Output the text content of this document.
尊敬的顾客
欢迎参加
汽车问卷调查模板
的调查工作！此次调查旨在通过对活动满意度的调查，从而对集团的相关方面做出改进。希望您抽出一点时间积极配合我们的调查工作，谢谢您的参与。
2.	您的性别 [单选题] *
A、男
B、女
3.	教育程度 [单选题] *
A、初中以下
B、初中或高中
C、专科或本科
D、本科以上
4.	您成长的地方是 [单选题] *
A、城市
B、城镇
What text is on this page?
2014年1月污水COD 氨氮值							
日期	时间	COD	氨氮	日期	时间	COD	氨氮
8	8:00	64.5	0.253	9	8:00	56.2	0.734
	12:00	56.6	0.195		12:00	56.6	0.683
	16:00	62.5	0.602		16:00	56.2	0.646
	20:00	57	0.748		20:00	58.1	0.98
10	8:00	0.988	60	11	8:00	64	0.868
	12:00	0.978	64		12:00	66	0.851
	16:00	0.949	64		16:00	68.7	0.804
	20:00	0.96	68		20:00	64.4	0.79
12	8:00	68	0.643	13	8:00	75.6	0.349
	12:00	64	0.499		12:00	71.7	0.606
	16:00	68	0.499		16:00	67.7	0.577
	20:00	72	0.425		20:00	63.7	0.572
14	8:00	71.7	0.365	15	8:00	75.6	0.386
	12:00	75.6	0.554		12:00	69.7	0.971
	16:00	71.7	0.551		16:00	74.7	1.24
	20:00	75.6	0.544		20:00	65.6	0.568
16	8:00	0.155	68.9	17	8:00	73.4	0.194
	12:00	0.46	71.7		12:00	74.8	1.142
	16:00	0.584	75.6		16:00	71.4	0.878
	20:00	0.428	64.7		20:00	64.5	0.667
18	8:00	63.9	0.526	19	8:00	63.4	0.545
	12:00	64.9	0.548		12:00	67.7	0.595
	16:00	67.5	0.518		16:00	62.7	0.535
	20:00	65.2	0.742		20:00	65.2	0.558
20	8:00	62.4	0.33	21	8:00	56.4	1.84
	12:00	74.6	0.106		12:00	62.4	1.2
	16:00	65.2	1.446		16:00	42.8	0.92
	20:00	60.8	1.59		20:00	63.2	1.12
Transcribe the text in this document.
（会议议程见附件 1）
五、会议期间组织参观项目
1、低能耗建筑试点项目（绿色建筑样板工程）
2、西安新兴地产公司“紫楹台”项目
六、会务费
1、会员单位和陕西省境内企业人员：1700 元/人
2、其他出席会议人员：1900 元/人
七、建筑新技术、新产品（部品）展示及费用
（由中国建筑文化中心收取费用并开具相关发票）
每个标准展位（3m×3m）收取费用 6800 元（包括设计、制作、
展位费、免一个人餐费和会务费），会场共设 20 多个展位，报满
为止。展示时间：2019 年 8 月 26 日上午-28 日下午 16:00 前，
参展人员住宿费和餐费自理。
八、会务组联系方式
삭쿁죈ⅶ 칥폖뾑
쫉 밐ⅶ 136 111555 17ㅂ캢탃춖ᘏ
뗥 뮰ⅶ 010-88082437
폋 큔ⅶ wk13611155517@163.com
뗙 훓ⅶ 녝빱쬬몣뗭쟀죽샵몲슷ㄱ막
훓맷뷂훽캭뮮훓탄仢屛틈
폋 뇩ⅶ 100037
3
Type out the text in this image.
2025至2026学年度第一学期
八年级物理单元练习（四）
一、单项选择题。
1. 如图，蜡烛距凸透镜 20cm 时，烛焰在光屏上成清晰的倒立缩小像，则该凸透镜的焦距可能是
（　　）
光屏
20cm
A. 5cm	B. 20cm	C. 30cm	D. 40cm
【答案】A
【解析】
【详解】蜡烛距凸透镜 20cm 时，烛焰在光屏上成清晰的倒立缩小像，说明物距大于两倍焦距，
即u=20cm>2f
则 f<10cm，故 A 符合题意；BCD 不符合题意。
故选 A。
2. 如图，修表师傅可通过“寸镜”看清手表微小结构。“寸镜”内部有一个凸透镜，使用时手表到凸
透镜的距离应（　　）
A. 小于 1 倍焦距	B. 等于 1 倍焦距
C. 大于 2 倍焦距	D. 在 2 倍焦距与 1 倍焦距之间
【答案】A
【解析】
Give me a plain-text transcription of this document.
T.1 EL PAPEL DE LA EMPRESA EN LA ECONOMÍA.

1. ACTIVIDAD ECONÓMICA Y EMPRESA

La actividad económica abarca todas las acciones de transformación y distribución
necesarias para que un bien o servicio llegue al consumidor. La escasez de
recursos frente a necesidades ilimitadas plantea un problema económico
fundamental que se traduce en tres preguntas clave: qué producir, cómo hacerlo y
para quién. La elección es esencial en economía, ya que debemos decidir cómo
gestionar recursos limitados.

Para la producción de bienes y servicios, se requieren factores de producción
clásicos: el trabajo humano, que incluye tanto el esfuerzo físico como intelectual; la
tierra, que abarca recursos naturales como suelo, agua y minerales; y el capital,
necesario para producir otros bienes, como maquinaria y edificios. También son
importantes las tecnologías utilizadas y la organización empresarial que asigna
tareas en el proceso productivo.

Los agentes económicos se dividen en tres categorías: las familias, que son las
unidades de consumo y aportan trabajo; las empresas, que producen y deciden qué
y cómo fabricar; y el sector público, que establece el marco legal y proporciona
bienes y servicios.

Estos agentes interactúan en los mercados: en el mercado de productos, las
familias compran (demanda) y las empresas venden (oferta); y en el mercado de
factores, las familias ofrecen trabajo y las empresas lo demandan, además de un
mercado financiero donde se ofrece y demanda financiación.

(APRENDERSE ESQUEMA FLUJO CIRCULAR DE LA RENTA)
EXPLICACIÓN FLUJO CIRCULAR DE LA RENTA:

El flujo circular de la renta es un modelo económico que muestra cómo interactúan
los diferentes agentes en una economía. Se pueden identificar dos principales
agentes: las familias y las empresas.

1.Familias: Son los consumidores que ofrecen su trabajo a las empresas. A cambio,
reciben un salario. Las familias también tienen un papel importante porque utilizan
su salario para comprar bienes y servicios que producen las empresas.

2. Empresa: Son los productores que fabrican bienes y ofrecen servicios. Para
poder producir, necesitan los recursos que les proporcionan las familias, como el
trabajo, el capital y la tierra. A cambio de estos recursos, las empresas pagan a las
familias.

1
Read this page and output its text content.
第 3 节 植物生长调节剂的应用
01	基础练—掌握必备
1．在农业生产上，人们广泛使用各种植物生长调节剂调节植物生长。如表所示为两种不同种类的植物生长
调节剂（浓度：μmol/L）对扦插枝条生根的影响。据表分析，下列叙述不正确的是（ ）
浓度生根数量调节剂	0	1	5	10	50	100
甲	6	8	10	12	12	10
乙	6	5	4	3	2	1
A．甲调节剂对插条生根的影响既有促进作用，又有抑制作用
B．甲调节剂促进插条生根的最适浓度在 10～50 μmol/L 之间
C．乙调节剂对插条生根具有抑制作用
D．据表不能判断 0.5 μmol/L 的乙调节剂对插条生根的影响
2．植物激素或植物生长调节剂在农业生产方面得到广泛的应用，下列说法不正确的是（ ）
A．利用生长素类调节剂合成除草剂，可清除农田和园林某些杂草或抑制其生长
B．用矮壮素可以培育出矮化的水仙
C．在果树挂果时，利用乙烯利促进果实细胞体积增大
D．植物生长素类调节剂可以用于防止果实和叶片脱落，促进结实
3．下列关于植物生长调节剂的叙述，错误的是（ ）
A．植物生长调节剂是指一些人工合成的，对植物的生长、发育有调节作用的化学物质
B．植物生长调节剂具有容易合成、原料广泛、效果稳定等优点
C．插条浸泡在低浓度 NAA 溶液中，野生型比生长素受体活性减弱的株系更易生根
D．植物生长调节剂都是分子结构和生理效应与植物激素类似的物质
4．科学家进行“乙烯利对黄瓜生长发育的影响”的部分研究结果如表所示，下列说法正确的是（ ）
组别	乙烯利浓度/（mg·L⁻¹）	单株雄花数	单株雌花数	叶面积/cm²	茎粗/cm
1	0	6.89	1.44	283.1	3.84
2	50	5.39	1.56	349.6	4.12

_ _ _ _ _ _ _

_Directions for this task:_ A single figure is required: the number of lines above in which the word "cambio" occurs.

_Result of this task:_ 2